- [TEXT]
>>>

2. Radiographs should always be obtained to rule out a fracture of the fibula or medial malleolus. Small avulsion fractures of the distal fibula are frequently seen and require no specific treatment. As mentioned previously, anteroposterior and lateral stress radiographs comparing the injured and uninjured extremities may prove helpful in subtle cases.

3. Treatment initially is largely supportive. Immobilization, elevation, cryotherapy, and nonsteroidal antiinflammatory medications are instituted until the patient is comfortable. Organized physical therapy to restore normal muscle strength and proprioception is essential for a good outcome. Weight-bearing in a light-weight orthosis that controls inversion and eversion is particularly helpful. Normal activities can gradually be resumed when strength in the injured ankle is equal to that in the uninjured extremity. Chronic ankle instability is most often associated with premature return to athletic activities and early reinjury. Long-term use of a protective orthosis may provide symptomatic relief to those with chronic ankle instability. Surgical repair or reconstruction of elongated lateral ankle ligaments is helpful in those cases in which nonoperative therapy has failed.

<<<

List every measure that the ankle injury text says is instituted at first, until the patient is comfortable.

- [SOURCE INFORMATION]
>>>

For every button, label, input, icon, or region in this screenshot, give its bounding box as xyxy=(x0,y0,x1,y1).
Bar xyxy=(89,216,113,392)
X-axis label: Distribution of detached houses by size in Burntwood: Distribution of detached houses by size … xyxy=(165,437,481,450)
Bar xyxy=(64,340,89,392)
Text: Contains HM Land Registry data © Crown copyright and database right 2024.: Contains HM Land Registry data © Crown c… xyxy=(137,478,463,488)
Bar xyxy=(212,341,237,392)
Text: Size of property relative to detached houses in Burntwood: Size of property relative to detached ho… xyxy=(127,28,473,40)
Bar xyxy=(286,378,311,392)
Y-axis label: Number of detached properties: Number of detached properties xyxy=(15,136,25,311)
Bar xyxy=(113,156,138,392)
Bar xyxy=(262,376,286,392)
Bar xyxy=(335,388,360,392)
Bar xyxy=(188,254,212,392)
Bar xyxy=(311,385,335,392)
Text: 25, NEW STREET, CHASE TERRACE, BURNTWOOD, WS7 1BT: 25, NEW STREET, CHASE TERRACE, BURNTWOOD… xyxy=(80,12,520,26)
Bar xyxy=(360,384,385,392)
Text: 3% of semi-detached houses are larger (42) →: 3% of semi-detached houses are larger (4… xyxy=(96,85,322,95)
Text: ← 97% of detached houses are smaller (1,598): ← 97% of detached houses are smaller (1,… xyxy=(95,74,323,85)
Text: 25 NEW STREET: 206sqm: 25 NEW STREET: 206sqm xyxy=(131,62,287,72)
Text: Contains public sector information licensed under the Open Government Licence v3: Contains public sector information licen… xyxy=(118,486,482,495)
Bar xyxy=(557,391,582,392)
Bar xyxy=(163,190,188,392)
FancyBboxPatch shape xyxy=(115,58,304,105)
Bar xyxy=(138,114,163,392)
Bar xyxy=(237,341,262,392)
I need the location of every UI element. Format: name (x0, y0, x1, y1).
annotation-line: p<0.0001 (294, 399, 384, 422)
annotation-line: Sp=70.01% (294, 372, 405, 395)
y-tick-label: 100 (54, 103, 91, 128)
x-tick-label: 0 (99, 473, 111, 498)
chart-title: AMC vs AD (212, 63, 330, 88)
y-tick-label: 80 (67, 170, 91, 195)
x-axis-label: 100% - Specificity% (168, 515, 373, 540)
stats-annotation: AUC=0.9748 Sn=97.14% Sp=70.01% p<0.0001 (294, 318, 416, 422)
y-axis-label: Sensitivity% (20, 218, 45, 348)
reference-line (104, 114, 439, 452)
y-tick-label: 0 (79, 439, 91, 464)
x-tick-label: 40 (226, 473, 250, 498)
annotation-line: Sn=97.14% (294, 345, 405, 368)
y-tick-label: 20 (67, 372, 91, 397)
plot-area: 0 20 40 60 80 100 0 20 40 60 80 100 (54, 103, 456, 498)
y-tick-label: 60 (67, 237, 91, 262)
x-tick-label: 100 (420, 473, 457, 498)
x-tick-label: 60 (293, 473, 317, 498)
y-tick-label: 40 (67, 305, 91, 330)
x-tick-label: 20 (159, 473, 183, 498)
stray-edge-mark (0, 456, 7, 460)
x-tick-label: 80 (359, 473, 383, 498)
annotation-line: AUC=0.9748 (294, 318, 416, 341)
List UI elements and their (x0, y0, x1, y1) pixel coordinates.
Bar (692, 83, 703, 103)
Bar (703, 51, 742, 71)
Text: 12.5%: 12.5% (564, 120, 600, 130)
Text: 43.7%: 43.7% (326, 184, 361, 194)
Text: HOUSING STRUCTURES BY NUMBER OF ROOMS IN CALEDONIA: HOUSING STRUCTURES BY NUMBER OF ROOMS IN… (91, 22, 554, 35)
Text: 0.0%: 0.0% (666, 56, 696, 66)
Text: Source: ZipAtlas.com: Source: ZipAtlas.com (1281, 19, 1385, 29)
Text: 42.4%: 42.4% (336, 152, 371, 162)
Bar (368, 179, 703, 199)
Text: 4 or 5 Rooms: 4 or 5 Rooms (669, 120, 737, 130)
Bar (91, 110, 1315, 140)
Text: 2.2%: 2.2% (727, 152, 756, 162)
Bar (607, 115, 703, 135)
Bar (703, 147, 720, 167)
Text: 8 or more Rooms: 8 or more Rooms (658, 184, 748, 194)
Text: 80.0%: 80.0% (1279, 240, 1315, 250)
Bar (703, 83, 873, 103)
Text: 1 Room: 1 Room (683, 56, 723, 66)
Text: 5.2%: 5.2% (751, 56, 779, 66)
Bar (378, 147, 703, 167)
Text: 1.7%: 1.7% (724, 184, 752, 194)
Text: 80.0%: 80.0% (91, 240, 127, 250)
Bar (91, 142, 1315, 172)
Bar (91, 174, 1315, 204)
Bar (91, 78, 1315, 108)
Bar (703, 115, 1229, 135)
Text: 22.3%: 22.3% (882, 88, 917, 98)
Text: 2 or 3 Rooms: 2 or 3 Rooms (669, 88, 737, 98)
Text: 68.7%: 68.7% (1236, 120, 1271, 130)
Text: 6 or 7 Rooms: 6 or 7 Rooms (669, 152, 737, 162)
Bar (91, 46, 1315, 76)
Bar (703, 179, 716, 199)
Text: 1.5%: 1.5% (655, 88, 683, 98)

<<<

- [YOUR SOLUTION] Immobilization, elevation, cryotherapy, and nonsteroidal antiinflammatory medications.